Task to carry out: Copy each entry as it stands, leaving nothing out.

Extracted records
○ ○ ○
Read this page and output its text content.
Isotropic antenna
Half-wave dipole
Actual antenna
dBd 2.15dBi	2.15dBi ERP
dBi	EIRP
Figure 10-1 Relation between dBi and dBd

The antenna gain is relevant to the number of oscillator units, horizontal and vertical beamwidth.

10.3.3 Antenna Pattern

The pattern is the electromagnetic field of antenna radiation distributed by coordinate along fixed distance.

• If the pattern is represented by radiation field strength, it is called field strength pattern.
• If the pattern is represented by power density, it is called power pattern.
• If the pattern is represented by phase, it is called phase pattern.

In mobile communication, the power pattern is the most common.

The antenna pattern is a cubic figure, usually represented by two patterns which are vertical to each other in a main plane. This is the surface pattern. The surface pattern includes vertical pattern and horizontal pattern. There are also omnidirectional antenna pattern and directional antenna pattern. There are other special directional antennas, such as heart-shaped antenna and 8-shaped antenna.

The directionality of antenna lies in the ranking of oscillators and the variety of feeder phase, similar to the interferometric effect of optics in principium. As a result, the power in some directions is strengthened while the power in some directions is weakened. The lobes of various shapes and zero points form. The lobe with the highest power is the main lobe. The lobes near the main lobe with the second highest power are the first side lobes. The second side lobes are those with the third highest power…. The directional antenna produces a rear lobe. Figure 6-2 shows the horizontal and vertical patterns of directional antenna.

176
○ ○ ○
Answer to the problem:
Read this page and output its text content.
Isotropic antenna
Half-wave dipole
Actual antenna
dBd 2.15dBi	2.15dBi ERP
dBi	EIRP
Figure 10-1 Relation between dBi and dBd

The antenna gain is relevant to the number of oscillator units, horizontal and vertical beamwidth.

10.3.3 Antenna Pattern

The pattern is the electromagnetic field of antenna radiation distributed by coordinate along fixed distance.

• If the pattern is represented by radiation field strength, it is called field strength pattern.
• If the pattern is represented by power density, it is called power pattern.
• If the pattern is represented by phase, it is called phase pattern.

In mobile communication, the power pattern is the most common.

The antenna pattern is a cubic figure, usually represented by two patterns which are vertical to each other in a main plane. This is the surface pattern. The surface pattern includes vertical pattern and horizontal pattern. There are also omnidirectional antenna pattern and directional antenna pattern. There are other special directional antennas, such as heart-shaped antenna and 8-shaped antenna.

The directionality of antenna lies in the ranking of oscillators and the variety of feeder phase, similar to the interferometric effect of optics in principium. As a result, the power in some directions is strengthened while the power in some directions is weakened. The lobes of various shapes and zero points form. The lobe with the highest power is the main lobe. The lobes near the main lobe with the second highest power are the first side lobes. The second side lobes are those with the third highest power…. The directional antenna produces a rear lobe. Figure 6-2 shows the horizontal and vertical patterns of directional antenna.

176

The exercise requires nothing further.